__Given information__:
════════
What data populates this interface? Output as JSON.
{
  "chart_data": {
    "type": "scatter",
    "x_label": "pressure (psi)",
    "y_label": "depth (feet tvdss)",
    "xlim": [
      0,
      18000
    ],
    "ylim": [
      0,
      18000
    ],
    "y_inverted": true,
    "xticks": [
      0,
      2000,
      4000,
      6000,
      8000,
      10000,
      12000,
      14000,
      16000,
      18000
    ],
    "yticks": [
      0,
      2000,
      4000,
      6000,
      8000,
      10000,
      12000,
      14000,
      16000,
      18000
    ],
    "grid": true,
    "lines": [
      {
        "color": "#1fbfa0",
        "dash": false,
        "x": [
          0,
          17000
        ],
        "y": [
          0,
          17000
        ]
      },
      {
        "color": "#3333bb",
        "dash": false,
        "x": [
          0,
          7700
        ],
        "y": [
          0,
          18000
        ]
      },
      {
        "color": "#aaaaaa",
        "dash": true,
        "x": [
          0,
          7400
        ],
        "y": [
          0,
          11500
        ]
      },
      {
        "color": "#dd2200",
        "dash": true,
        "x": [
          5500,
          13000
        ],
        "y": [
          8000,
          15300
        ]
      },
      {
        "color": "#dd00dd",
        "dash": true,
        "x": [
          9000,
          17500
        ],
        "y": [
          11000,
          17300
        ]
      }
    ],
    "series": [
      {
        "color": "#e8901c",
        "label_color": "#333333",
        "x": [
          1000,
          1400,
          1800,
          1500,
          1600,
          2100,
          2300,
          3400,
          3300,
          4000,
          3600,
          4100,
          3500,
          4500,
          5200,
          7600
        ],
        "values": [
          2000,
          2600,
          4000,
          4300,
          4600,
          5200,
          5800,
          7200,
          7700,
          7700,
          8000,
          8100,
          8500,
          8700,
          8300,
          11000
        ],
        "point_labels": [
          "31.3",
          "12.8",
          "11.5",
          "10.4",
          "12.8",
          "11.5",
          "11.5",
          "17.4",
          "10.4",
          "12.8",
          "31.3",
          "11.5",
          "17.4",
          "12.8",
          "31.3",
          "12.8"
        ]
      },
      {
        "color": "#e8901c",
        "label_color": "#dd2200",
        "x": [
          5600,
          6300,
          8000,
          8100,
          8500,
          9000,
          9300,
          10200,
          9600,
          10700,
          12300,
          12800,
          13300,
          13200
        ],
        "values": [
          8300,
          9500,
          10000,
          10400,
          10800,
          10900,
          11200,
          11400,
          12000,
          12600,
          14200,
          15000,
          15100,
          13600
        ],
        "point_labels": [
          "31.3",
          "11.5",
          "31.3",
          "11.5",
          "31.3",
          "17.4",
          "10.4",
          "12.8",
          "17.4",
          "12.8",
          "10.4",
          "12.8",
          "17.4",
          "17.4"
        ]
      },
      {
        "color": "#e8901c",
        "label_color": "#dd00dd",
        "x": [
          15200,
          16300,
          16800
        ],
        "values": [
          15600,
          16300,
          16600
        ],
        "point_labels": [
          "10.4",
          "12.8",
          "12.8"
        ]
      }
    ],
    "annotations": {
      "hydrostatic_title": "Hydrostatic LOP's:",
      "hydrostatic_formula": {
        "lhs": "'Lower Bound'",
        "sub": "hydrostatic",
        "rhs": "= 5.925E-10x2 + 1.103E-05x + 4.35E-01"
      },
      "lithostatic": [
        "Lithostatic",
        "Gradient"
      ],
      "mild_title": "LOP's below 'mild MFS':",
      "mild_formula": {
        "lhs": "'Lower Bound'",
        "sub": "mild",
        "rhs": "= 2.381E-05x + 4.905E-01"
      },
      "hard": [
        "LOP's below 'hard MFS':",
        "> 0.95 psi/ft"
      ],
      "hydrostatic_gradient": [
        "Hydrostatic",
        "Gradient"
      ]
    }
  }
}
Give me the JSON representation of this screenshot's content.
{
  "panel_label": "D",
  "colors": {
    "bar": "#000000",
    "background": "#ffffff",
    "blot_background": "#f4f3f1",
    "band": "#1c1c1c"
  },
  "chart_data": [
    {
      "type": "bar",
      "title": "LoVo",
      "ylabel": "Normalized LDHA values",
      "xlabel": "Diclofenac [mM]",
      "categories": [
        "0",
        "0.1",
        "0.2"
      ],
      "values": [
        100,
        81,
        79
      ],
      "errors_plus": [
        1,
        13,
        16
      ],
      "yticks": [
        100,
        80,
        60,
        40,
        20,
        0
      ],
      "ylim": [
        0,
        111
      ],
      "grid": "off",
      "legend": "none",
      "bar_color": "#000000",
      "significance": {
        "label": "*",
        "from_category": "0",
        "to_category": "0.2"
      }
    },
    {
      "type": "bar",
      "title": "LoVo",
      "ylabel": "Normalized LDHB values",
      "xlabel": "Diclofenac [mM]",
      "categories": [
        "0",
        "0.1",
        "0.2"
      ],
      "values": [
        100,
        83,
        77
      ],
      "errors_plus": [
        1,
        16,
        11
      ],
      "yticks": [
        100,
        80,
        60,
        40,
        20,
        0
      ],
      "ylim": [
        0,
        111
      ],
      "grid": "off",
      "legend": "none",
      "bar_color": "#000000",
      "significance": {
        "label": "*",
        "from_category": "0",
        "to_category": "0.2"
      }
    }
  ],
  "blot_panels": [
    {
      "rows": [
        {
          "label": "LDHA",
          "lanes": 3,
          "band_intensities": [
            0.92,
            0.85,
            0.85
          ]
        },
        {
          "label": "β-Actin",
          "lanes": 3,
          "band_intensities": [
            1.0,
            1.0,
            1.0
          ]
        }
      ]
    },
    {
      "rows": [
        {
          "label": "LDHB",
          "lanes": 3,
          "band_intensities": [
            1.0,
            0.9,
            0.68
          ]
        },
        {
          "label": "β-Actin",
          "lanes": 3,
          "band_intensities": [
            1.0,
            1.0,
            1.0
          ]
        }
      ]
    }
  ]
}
════════
Output the whole listing above again, word for word.

What data populates this interface? Output as JSON.
{
  "chart_data": {
    "type": "scatter",
    "x_label": "pressure (psi)",
    "y_label": "depth (feet tvdss)",
    "xlim": [
      0,
      18000
    ],
    "ylim": [
      0,
      18000
    ],
    "y_inverted": true,
    "xticks": [
      0,
      2000,
      4000,
      6000,
      8000,
      10000,
      12000,
      14000,
      16000,
      18000
    ],
    "yticks": [
      0,
      2000,
      4000,
      6000,
      8000,
      10000,
      12000,
      14000,
      16000,
      18000
    ],
    "grid": true,
    "lines": [
      {
        "color": "#1fbfa0",
        "dash": false,
        "x": [
          0,
          17000
        ],
        "y": [
          0,
          17000
        ]
      },
      {
        "color": "#3333bb",
        "dash": false,
        "x": [
          0,
          7700
        ],
        "y": [
          0,
          18000
        ]
      },
      {
        "color": "#aaaaaa",
        "dash": true,
        "x": [
          0,
          7400
        ],
        "y": [
          0,
          11500
        ]
      },
      {
        "color": "#dd2200",
        "dash": true,
        "x": [
          5500,
          13000
        ],
        "y": [
          8000,
          15300
        ]
      },
      {
        "color": "#dd00dd",
        "dash": true,
        "x": [
          9000,
          17500
        ],
        "y": [
          11000,
          17300
        ]
      }
    ],
    "series": [
      {
        "color": "#e8901c",
        "label_color": "#333333",
        "x": [
          1000,
          1400,
          1800,
          1500,
          1600,
          2100,
          2300,
          3400,
          3300,
          4000,
          3600,
          4100,
          3500,
          4500,
          5200,
          7600
        ],
        "values": [
          2000,
          2600,
          4000,
          4300,
          4600,
          5200,
          5800,
          7200,
          7700,
          7700,
          8000,
          8100,
          8500,
          8700,
          8300,
          11000
        ],
        "point_labels": [
          "31.3",
          "12.8",
          "11.5",
          "10.4",
          "12.8",
          "11.5",
          "11.5",
          "17.4",
          "10.4",
          "12.8",
          "31.3",
          "11.5",
          "17.4",
          "12.8",
          "31.3",
          "12.8"
        ]
      },
      {
        "color": "#e8901c",
        "label_color": "#dd2200",
        "x": [
          5600,
          6300,
          8000,
          8100,
          8500,
          9000,
          9300,
          10200,
          9600,
          10700,
          12300,
          12800,
          13300,
          13200
        ],
        "values": [
          8300,
          9500,
          10000,
          10400,
          10800,
          10900,
          11200,
          11400,
          12000,
          12600,
          14200,
          15000,
          15100,
          13600
        ],
        "point_labels": [
          "31.3",
          "11.5",
          "31.3",
          "11.5",
          "31.3",
          "17.4",
          "10.4",
          "12.8",
          "17.4",
          "12.8",
          "10.4",
          "12.8",
          "17.4",
          "17.4"
        ]
      },
      {
        "color": "#e8901c",
        "label_color": "#dd00dd",
        "x": [
          15200,
          16300,
          16800
        ],
        "values": [
          15600,
          16300,
          16600
        ],
        "point_labels": [
          "10.4",
          "12.8",
          "12.8"
        ]
      }
    ],
    "annotations": {
      "hydrostatic_title": "Hydrostatic LOP's:",
      "hydrostatic_formula": {
        "lhs": "'Lower Bound'",
        "sub": "hydrostatic",
        "rhs": "= 5.925E-10x2 + 1.103E-05x + 4.35E-01"
      },
      "lithostatic": [
        "Lithostatic",
        "Gradient"
      ],
      "mild_title": "LOP's below 'mild MFS':",
      "mild_formula": {
        "lhs": "'Lower Bound'",
        "sub": "mild",
        "rhs": "= 2.381E-05x + 4.905E-01"
      },
      "hard": [
        "LOP's below 'hard MFS':",
        "> 0.95 psi/ft"
      ],
      "hydrostatic_gradient": [
        "Hydrostatic",
        "Gradient"
      ]
    }
  }
}
Give me the JSON representation of this screenshot's content.
{
  "panel_label": "D",
  "colors": {
    "bar": "#000000",
    "background": "#ffffff",
    "blot_background": "#f4f3f1",
    "band": "#1c1c1c"
  },
  "chart_data": [
    {
      "type": "bar",
      "title": "LoVo",
      "ylabel": "Normalized LDHA values",
      "xlabel": "Diclofenac [mM]",
      "categories": [
        "0",
        "0.1",
        "0.2"
      ],
      "values": [
        100,
        81,
        79
      ],
      "errors_plus": [
        1,
        13,
        16
      ],
      "yticks": [
        100,
        80,
        60,
        40,
        20,
        0
      ],
      "ylim": [
        0,
        111
      ],
      "grid": "off",
      "legend": "none",
      "bar_color": "#000000",
      "significance": {
        "label": "*",
        "from_category": "0",
        "to_category": "0.2"
      }
    },
    {
      "type": "bar",
      "title": "LoVo",
      "ylabel": "Normalized LDHB values",
      "xlabel": "Diclofenac [mM]",
      "categories": [
        "0",
        "0.1",
        "0.2"
      ],
      "values": [
        100,
        83,
        77
      ],
      "errors_plus": [
        1,
        16,
        11
      ],
      "yticks": [
        100,
        80,
        60,
        40,
        20,
        0
      ],
      "ylim": [
        0,
        111
      ],
      "grid": "off",
      "legend": "none",
      "bar_color": "#000000",
      "significance": {
        "label": "*",
        "from_category": "0",
        "to_category": "0.2"
      }
    }
  ],
  "blot_panels": [
    {
      "rows": [
        {
          "label": "LDHA",
          "lanes": 3,
          "band_intensities": [
            0.92,
            0.85,
            0.85
          ]
        },
        {
          "label": "β-Actin",
          "lanes": 3,
          "band_intensities": [
            1.0,
            1.0,
            1.0
          ]
        }
      ]
    },
    {
      "rows": [
        {
          "label": "LDHB",
          "lanes": 3,
          "band_intensities": [
            1.0,
            0.9,
            0.68
          ]
        },
        {
          "label": "β-Actin",
          "lanes": 3,
          "band_intensities": [
            1.0,
            1.0,
            1.0
          ]
        }
      ]
    }
  ]
}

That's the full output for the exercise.